+++ Data for this task +++
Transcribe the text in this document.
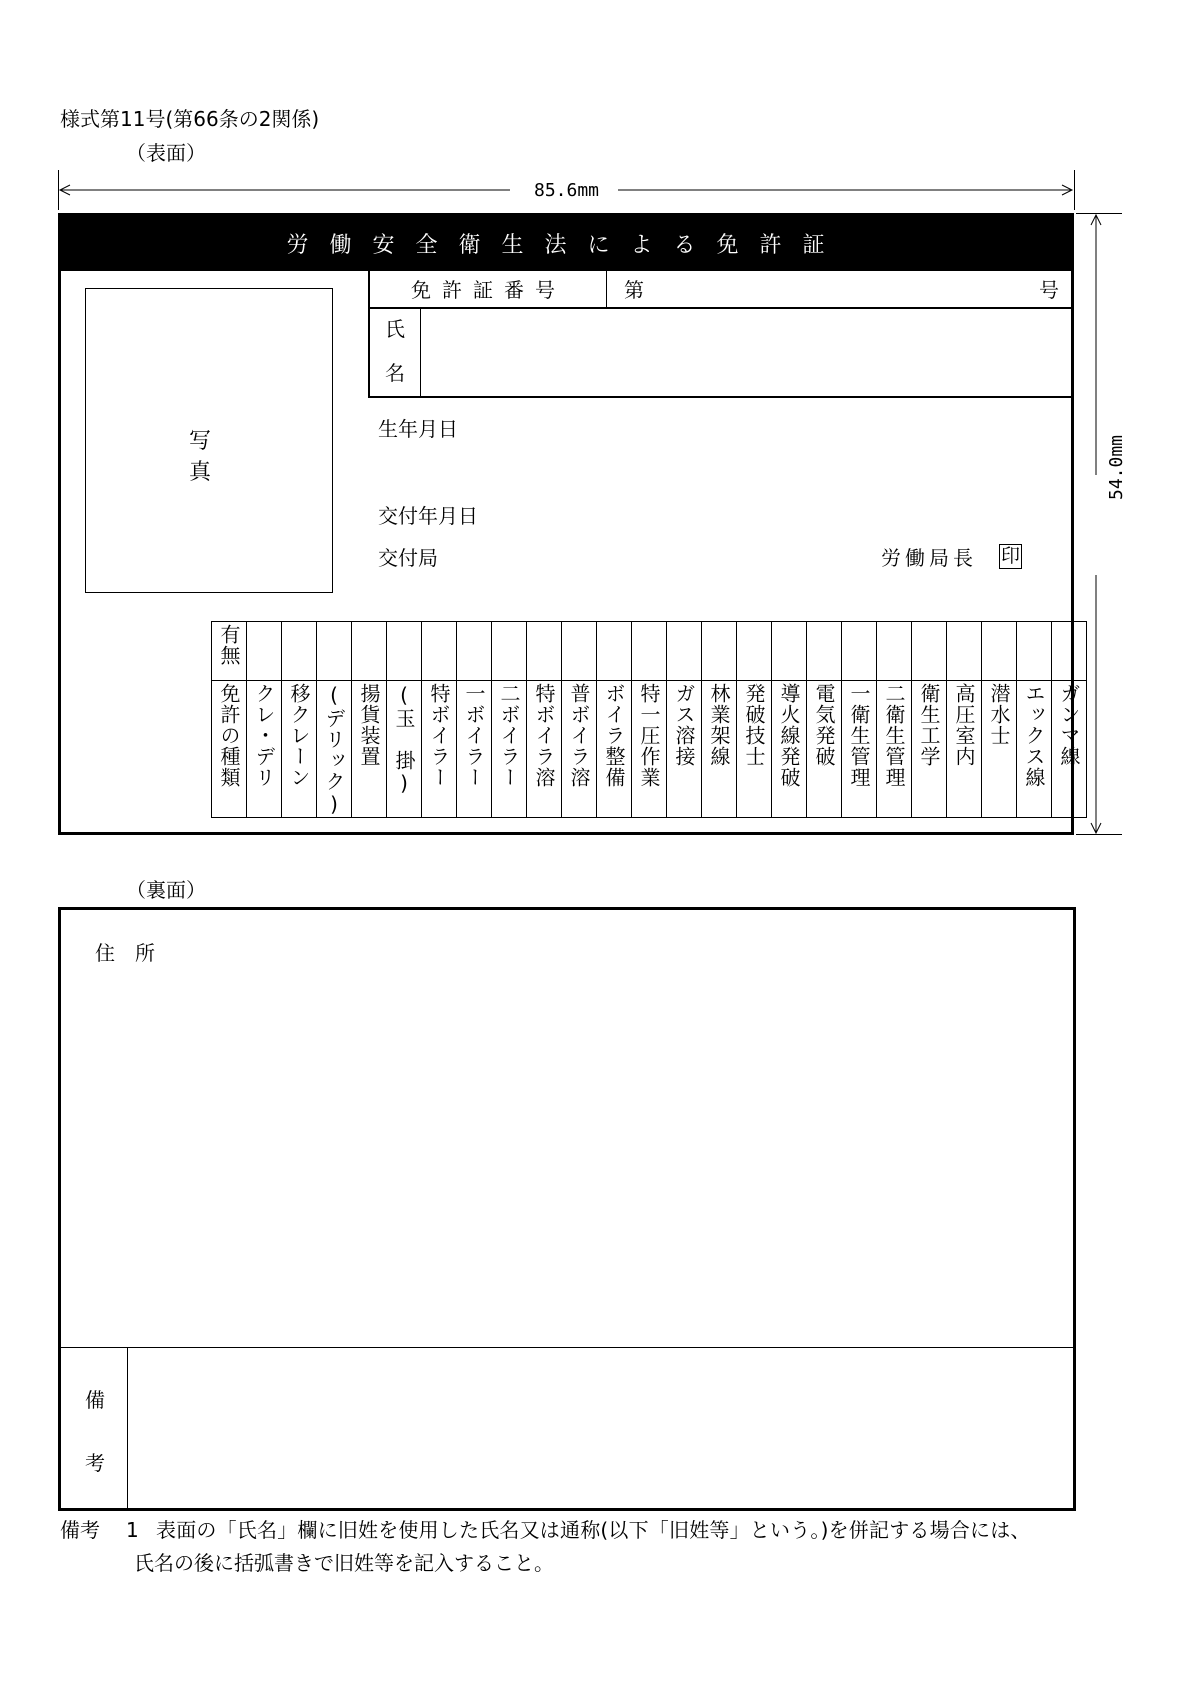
様式第11号(第66条の2関係)
（表面）
85.6mm
54.0mm
労働安全衛生法による免許証
写真
免許証番号	第	号
氏
名
生年月日
交付年月日
交付局	労働局長 印
有無																								

免許の種類	クレ・デリ	移クレーン	(デリック)	揚貨装置	(玉　掛)	特ボイラー	一ボイラー	二ボイラー	特ボイラ溶	普ボイラ溶	ボイラ整備	特一圧作業	ガス溶接	林業架線	発破技士	導火線発破	電気発破	一衛生管理	二衛生管理	衛生工学	高圧室内	潜水士	エックス線	ガンマ線
（裏面）
住　所
備
考
備考 1 表面の「氏名」欄に旧姓を使用した氏名又は通称(以下「旧姓等」という。)を併記する場合には、
氏名の後に括弧書きで旧姓等を記入すること。
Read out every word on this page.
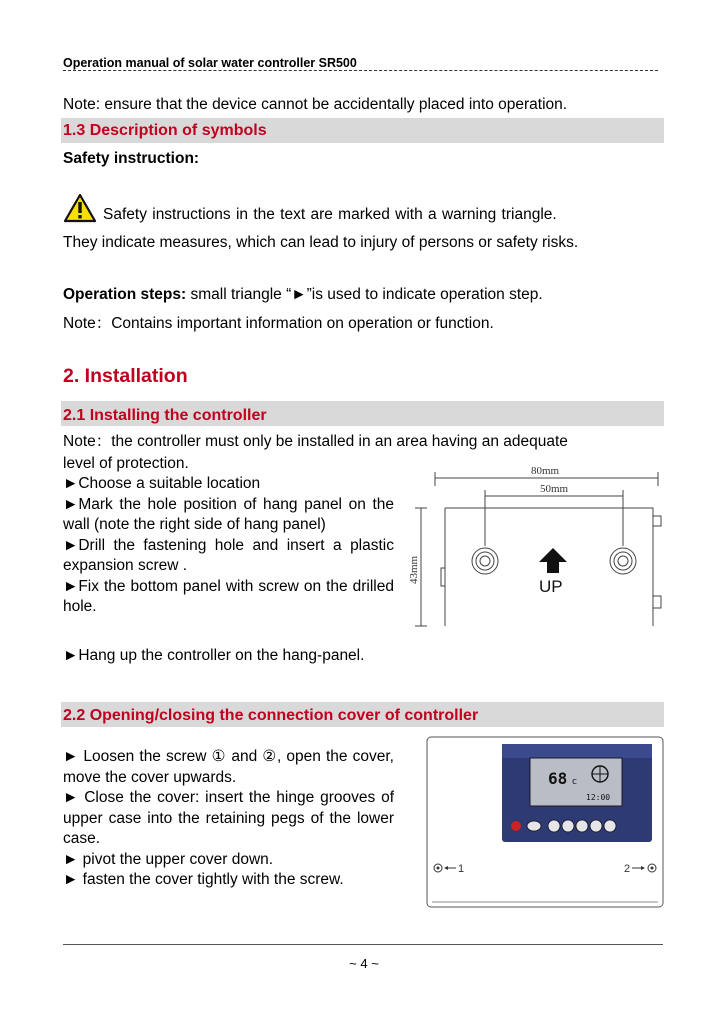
Operation manual of solar water controller SR500
Note: ensure that the device cannot be accidentally placed into operation.
1.3 Description of symbols
Safety instruction:
Safety instructions in the text are marked with a warning triangle.
They indicate measures, which can lead to injury of persons or safety risks.
Operation steps: small triangle “►”is used to indicate operation step.
Note：Contains important information on operation or function.
2. Installation
2.1 Installing the controller
Note：the controller must only be installed in an area having an adequate
level of protection.
►Choose a suitable location
►Mark the hole position of hang panel on the wall (note the right side of hang panel)
►Drill the fastening hole and insert a plastic expansion screw .
►Fix the bottom panel with screw on the drilled hole.
►Hang up the controller on the hang-panel.
UP
80mm
50mm
43mm
2.2 Opening/closing the connection cover of controller
► Loosen the screw ① and ②, open the cover, move the cover upwards.
► Close the cover: insert the hinge grooves of upper case into the retaining pegs of the lower case.
► pivot the upper cover down.
► fasten the cover tightly with the screw.
68 c
12:00
1	2
~ 4 ~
+++
**Written instruction**
Write the entries above out in full, exactly, with no images.

**Exercise output**
Transcribe the text in this document.
様式第11号(第66条の2関係)
（表面）
85.6mm
54.0mm
労働安全衛生法による免許証
写真
免許証番号	第	号
氏
名
生年月日
交付年月日
交付局	労働局長 印
有無																								

免許の種類	クレ・デリ	移クレーン	(デリック)	揚貨装置	(玉　掛)	特ボイラー	一ボイラー	二ボイラー	特ボイラ溶	普ボイラ溶	ボイラ整備	特一圧作業	ガス溶接	林業架線	発破技士	導火線発破	電気発破	一衛生管理	二衛生管理	衛生工学	高圧室内	潜水士	エックス線	ガンマ線
（裏面）
住　所
備
考
備考 1 表面の「氏名」欄に旧姓を使用した氏名又は通称(以下「旧姓等」という。)を併記する場合には、
氏名の後に括弧書きで旧姓等を記入すること。
Read out every word on this page.
Operation manual of solar water controller SR500
Note: ensure that the device cannot be accidentally placed into operation.
1.3 Description of symbols
Safety instruction:
Safety instructions in the text are marked with a warning triangle.
They indicate measures, which can lead to injury of persons or safety risks.
Operation steps: small triangle “►”is used to indicate operation step.
Note：Contains important information on operation or function.
2. Installation
2.1 Installing the controller
Note：the controller must only be installed in an area having an adequate
level of protection.
►Choose a suitable location
►Mark the hole position of hang panel on the wall (note the right side of hang panel)
►Drill the fastening hole and insert a plastic expansion screw .
►Fix the bottom panel with screw on the drilled hole.
►Hang up the controller on the hang-panel.
UP
80mm
50mm
43mm
2.2 Opening/closing the connection cover of controller
► Loosen the screw ① and ②, open the cover, move the cover upwards.
► Close the cover: insert the hinge grooves of upper case into the retaining pegs of the lower case.
► pivot the upper cover down.
► fasten the cover tightly with the screw.
68 c
12:00
1	2
~ 4 ~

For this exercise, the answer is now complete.